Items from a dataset
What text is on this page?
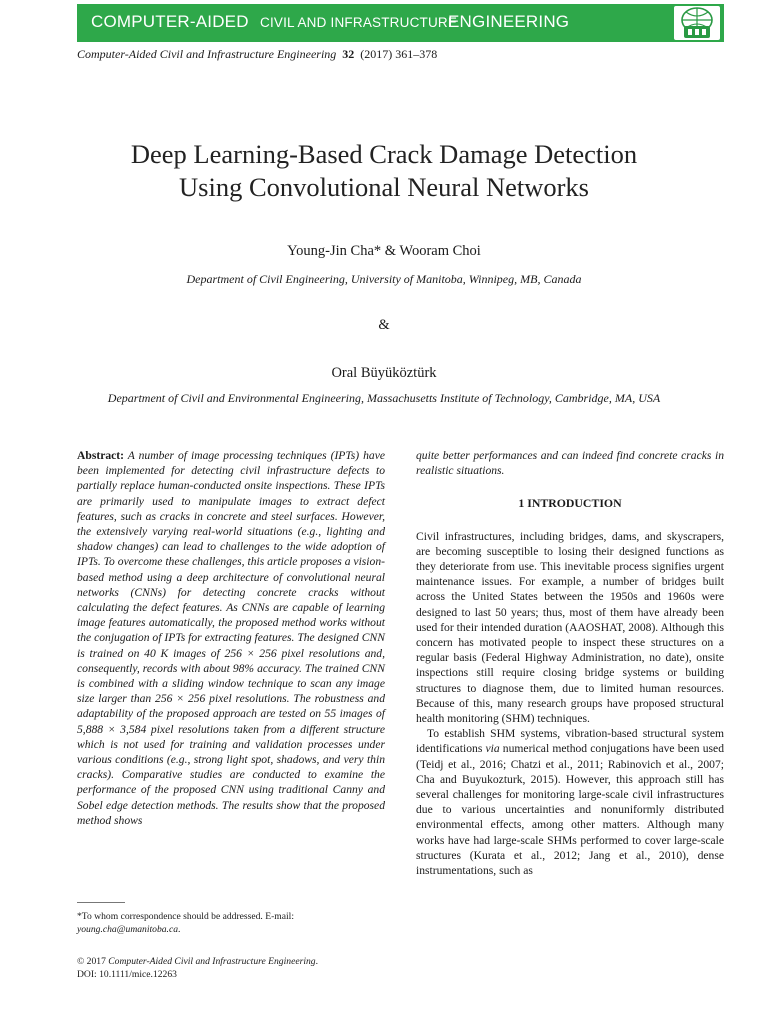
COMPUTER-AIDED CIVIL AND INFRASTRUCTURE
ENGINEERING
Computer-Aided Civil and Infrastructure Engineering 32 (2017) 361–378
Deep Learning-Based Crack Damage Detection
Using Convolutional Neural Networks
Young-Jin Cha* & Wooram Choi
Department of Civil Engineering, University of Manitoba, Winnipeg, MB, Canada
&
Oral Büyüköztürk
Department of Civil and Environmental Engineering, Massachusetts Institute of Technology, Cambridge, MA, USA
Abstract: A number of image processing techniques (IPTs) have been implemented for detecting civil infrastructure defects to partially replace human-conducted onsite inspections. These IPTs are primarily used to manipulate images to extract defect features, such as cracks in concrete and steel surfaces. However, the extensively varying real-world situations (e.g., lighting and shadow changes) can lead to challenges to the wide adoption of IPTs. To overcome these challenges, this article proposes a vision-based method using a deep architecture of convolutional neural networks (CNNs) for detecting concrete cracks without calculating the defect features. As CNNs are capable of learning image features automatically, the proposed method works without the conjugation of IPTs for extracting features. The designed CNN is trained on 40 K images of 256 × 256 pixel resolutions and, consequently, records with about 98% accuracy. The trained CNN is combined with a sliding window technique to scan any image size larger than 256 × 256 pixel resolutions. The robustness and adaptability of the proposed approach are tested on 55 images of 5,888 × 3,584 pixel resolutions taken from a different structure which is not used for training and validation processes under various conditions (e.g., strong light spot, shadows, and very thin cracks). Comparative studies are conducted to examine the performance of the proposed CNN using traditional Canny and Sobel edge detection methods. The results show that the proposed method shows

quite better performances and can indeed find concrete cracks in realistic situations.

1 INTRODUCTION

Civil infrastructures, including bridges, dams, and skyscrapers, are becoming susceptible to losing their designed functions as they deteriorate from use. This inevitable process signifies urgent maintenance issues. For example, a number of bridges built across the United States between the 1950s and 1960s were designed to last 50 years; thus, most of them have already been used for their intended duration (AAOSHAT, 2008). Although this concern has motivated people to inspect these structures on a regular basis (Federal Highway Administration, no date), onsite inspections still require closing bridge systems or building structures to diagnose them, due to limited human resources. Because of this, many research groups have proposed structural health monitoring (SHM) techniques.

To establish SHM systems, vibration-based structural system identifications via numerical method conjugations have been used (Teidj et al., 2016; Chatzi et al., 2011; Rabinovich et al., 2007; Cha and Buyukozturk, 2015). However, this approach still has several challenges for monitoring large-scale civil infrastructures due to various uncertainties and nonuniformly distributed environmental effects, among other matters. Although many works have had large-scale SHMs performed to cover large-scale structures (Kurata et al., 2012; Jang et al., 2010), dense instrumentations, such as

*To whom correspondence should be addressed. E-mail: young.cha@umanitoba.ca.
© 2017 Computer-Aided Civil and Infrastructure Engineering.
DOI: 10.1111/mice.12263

Written request -
Check each line of the entries above, and show every one holding the word "situations".

Exercise output -
Abstract: A number of image processing techniques (IPTs) have been implemented for detecting civil infrastructure defects to partially replace human-conducted onsite inspections. These IPTs are primarily used to manipulate images to extract defect features, such as cracks in concrete and steel surfaces. However, the extensively varying real-world situations (e.g., lighting and shadow changes) can lead to challenges to the wide adoption of IPTs. To overcome these challenges, this article proposes a vision-based method using a deep architecture of convolutional neural networks (CNNs) for detecting concrete cracks without calculating the defect features. As CNNs are capable of learning image features automatically, the proposed method works without the conjugation of IPTs for extracting features. The designed CNN is trained on 40 K images of 256 × 256 pixel resolutions and, consequently, records with about 98% accuracy. The trained CNN is combined with a sliding window technique to scan any image size larger than 256 × 256 pixel resolutions. The robustness and adaptability of the proposed approach are tested on 55 images of 5,888 × 3,584 pixel resolutions taken from a different structure which is not used for training and validation processes under various conditions (e.g., strong light spot, shadows, and very thin cracks). Comparative studies are conducted to examine the performance of the proposed CNN using traditional Canny and Sobel edge detection methods. The results show that the proposed method shows
quite better performances and can indeed find concrete cracks in realistic situations.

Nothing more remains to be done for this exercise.